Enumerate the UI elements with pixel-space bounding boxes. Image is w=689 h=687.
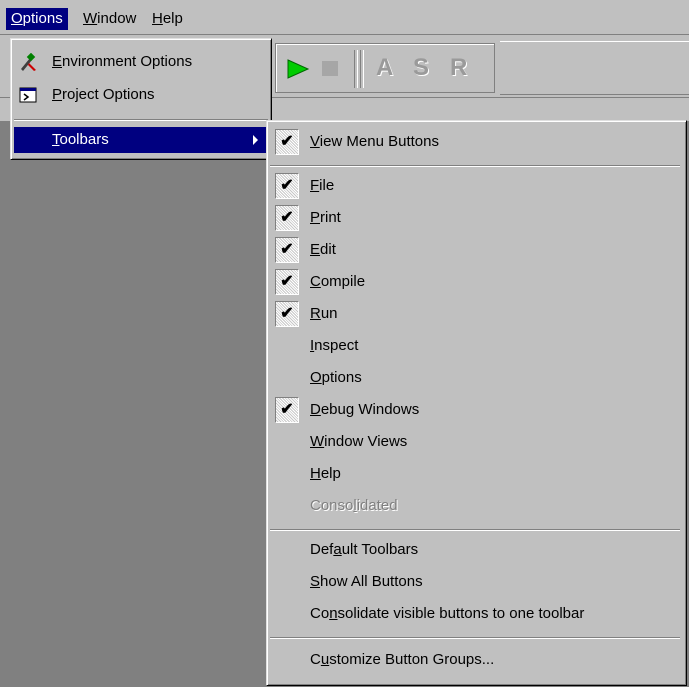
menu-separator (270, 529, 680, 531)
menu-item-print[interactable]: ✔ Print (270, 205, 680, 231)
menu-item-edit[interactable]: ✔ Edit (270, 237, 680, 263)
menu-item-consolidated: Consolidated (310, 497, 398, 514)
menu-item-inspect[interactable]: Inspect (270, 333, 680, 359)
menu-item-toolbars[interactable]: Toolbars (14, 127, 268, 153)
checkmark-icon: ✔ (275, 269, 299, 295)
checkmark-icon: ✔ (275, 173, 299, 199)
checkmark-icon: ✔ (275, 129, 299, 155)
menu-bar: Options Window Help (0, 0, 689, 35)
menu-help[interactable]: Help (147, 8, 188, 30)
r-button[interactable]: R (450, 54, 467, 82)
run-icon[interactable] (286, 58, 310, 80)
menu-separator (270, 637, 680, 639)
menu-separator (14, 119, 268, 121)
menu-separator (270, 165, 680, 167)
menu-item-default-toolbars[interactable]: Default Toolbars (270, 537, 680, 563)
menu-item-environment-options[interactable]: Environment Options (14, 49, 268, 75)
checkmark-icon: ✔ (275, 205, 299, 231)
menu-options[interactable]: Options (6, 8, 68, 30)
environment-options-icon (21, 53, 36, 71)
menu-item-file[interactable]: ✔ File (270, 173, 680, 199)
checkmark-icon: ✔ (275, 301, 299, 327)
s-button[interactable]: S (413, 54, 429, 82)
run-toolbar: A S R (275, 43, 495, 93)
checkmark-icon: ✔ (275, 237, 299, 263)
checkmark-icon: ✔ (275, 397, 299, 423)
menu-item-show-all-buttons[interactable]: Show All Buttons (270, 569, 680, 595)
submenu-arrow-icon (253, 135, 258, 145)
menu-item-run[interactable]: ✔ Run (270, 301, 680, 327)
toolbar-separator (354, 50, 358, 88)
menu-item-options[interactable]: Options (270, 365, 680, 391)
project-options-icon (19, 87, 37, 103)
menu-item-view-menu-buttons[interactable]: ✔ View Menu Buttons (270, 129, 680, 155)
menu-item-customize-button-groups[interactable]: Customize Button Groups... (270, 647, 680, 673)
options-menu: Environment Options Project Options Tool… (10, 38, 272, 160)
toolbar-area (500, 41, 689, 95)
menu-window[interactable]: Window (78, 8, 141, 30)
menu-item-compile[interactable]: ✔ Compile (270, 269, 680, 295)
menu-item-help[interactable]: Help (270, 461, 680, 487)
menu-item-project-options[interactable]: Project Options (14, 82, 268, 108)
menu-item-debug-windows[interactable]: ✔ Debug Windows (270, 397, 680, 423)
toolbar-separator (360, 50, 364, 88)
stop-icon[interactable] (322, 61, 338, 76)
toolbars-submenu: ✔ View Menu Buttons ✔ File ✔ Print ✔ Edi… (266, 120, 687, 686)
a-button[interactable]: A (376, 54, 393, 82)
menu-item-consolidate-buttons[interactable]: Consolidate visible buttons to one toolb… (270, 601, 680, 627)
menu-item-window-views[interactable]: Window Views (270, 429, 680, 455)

* * *

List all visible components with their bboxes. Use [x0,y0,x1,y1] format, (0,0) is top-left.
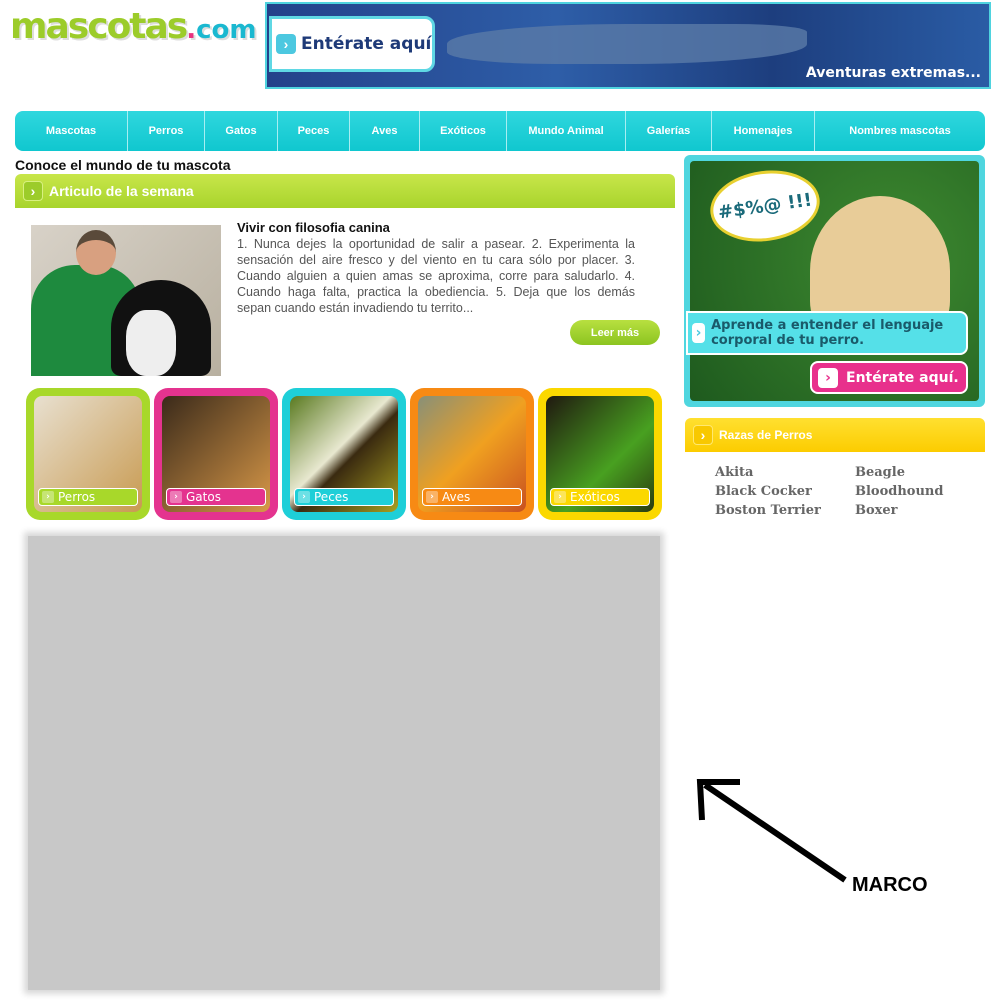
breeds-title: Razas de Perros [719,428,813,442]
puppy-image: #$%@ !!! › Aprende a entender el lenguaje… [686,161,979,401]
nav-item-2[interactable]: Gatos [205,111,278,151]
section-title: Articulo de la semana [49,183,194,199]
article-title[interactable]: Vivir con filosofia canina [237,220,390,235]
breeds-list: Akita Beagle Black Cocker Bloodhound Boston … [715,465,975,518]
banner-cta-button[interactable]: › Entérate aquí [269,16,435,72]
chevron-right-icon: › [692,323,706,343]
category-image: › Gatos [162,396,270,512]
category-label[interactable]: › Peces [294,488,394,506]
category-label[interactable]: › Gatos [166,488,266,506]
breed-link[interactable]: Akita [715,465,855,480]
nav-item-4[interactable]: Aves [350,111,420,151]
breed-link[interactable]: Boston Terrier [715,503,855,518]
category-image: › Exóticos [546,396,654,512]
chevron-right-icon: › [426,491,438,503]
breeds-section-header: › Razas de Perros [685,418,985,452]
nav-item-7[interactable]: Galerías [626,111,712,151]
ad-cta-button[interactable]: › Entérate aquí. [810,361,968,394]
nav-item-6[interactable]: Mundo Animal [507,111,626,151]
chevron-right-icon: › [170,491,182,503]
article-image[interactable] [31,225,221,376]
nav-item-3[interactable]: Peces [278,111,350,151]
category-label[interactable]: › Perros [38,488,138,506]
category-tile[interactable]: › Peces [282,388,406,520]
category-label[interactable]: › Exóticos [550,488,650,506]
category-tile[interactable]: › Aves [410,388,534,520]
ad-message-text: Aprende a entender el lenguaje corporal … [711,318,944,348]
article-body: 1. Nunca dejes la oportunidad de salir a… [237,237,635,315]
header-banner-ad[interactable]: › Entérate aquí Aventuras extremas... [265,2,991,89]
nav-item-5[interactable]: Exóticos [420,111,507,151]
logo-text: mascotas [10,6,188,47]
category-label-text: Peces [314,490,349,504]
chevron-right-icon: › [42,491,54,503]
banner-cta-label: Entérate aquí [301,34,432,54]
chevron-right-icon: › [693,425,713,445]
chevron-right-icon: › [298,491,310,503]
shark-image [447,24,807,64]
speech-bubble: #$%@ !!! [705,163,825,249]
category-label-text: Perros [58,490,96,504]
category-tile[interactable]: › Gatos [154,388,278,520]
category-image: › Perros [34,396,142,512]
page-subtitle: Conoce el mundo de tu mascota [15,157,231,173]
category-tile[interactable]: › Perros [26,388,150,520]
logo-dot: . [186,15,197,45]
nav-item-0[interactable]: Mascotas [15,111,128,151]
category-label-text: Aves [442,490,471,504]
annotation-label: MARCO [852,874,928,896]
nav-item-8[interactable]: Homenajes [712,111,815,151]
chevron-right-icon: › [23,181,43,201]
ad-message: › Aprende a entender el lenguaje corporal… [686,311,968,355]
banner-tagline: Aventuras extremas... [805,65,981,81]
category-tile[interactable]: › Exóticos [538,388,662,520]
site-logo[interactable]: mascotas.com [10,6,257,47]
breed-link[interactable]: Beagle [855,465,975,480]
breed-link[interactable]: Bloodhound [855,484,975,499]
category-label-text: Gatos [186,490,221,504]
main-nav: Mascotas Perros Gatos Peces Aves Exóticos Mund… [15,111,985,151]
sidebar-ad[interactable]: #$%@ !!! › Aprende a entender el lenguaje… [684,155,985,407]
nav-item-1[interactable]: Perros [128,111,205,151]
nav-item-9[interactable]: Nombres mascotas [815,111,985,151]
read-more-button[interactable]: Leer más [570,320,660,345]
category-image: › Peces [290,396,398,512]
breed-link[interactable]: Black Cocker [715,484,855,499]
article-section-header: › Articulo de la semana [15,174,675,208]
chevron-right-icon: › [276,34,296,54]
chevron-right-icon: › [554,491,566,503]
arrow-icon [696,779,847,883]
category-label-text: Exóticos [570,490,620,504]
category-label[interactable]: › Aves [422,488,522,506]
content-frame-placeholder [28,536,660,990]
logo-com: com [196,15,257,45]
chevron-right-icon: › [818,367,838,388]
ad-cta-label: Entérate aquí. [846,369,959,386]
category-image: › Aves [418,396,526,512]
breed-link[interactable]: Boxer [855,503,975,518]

---

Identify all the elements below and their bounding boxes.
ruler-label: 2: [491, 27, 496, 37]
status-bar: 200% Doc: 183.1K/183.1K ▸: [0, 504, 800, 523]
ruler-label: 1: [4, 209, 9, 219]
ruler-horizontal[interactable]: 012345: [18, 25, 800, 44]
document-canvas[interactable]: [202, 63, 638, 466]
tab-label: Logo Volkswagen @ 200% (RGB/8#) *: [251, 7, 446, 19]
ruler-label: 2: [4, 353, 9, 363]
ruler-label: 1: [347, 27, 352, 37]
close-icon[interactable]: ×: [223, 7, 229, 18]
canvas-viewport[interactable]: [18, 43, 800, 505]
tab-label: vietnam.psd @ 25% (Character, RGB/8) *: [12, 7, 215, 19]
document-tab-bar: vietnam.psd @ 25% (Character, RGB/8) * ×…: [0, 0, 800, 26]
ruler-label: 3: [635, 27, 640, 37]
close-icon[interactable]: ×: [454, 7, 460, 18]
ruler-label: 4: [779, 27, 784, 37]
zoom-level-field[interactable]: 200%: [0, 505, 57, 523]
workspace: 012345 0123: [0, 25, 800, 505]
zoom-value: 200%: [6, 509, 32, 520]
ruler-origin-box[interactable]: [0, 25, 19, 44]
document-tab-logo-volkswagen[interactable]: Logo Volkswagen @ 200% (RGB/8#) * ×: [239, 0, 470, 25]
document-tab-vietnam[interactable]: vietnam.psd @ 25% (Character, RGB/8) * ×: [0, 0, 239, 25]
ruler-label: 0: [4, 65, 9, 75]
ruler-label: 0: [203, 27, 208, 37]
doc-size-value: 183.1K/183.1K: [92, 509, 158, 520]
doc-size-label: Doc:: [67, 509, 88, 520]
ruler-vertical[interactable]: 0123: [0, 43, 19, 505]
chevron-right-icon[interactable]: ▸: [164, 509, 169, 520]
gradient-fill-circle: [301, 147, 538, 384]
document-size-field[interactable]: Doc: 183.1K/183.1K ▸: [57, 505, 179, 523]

- **Short exercise**
Write out the records word for word, starting at the line that contains "Identify all the" and ending at the line that contains "canvas-viewport[interactable]: [18, 43, 800, 505]", with both of those lines included.

- **Result for this task**
Identify all the elements below and their bounding boxes.
ruler-label: 2: [491, 27, 496, 37]
status-bar: 200% Doc: 183.1K/183.1K ▸: [0, 504, 800, 523]
ruler-label: 1: [4, 209, 9, 219]
ruler-horizontal[interactable]: 012345: [18, 25, 800, 44]
document-canvas[interactable]: [202, 63, 638, 466]
tab-label: Logo Volkswagen @ 200% (RGB/8#) *: [251, 7, 446, 19]
ruler-label: 2: [4, 353, 9, 363]
ruler-label: 1: [347, 27, 352, 37]
close-icon[interactable]: ×: [223, 7, 229, 18]
canvas-viewport[interactable]: [18, 43, 800, 505]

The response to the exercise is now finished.